AVAILABLE RECORDS »
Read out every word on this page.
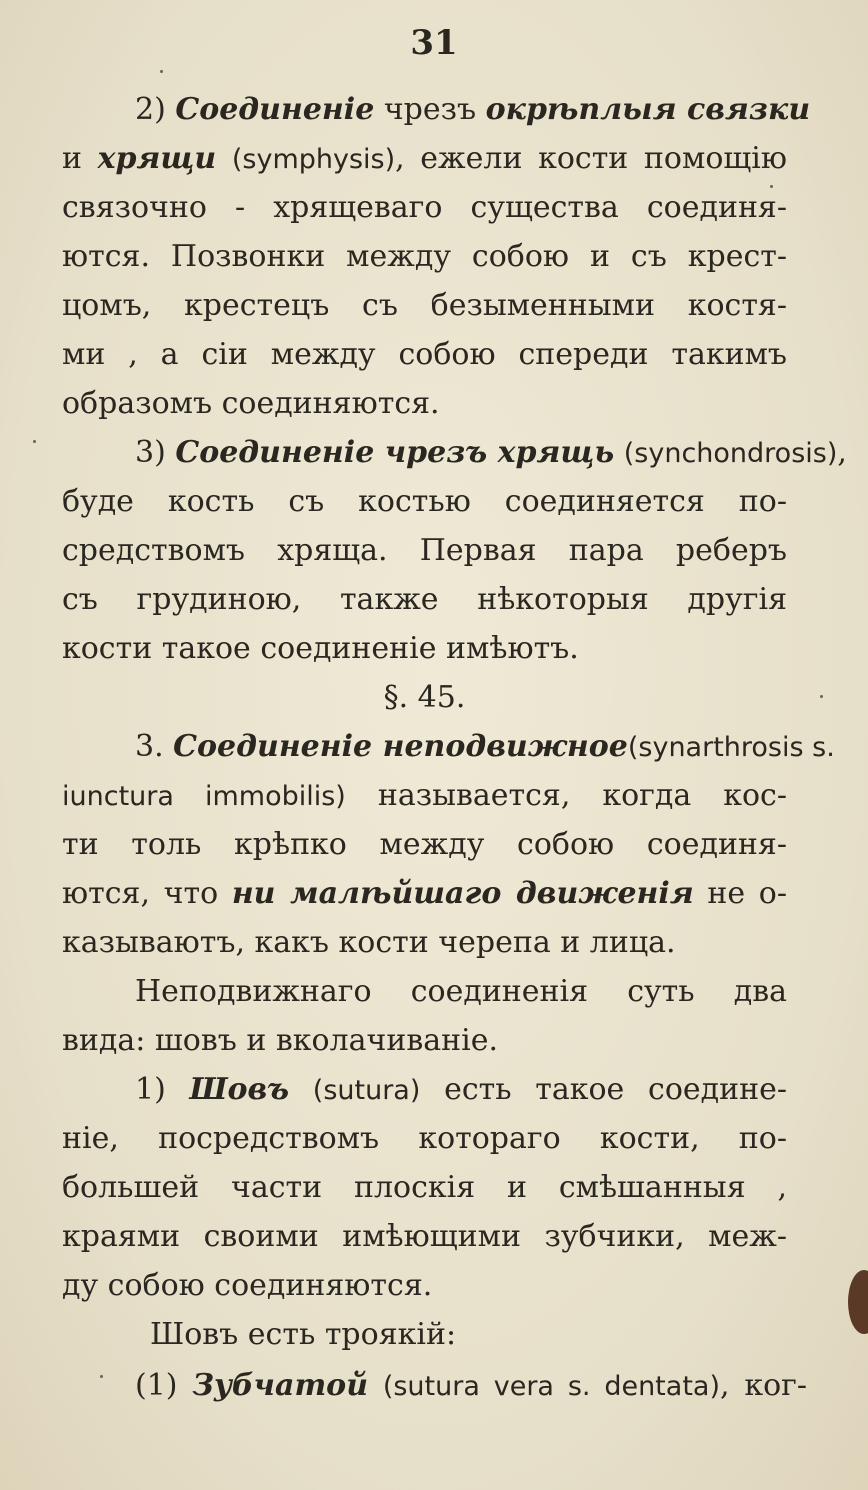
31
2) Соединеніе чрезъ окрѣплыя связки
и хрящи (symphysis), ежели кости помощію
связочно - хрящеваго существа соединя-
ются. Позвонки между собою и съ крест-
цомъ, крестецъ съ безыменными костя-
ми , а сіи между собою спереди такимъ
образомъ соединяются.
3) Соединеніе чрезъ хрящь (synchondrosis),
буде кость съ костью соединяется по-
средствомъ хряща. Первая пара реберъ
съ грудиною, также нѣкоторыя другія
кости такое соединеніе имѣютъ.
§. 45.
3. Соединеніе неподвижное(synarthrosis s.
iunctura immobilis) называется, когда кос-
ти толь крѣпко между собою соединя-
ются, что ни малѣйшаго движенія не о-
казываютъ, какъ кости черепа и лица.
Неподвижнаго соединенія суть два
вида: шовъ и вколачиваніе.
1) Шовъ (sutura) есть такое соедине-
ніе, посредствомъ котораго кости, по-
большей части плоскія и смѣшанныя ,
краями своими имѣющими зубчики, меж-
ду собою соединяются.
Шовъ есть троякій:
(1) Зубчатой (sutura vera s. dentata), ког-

==

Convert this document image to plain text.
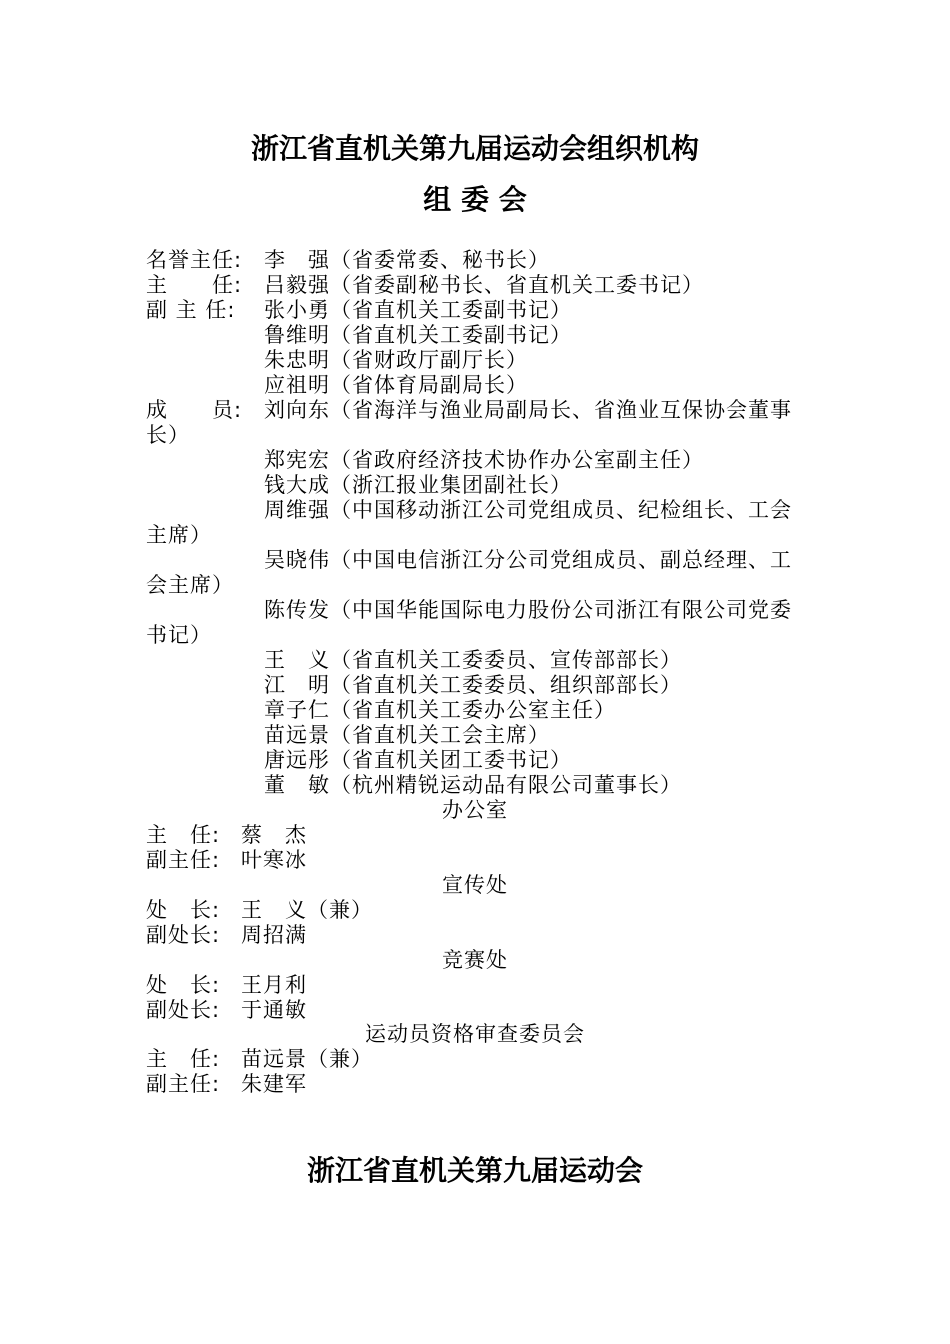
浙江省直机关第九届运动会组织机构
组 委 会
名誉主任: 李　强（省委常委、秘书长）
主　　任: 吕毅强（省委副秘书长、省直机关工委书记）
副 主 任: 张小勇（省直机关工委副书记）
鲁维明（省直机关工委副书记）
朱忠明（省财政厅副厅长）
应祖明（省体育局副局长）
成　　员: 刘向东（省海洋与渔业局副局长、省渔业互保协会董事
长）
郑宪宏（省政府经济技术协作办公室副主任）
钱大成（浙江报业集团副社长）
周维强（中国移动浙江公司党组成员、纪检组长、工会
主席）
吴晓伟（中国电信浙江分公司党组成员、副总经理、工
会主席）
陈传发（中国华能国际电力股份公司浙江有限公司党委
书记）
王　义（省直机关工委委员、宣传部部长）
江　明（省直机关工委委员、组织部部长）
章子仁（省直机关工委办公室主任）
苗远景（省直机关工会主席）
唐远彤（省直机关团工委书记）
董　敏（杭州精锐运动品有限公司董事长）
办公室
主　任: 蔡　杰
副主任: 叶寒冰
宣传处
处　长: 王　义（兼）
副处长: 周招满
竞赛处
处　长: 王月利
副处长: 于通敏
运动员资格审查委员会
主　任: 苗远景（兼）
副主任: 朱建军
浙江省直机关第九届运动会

WRITTEN REQUEST » Report all lines of the data above that include the string "есть".

CORRECT RESULT »
1) Шовъ (sutura) есть такое соедине-
Шовъ есть троякій:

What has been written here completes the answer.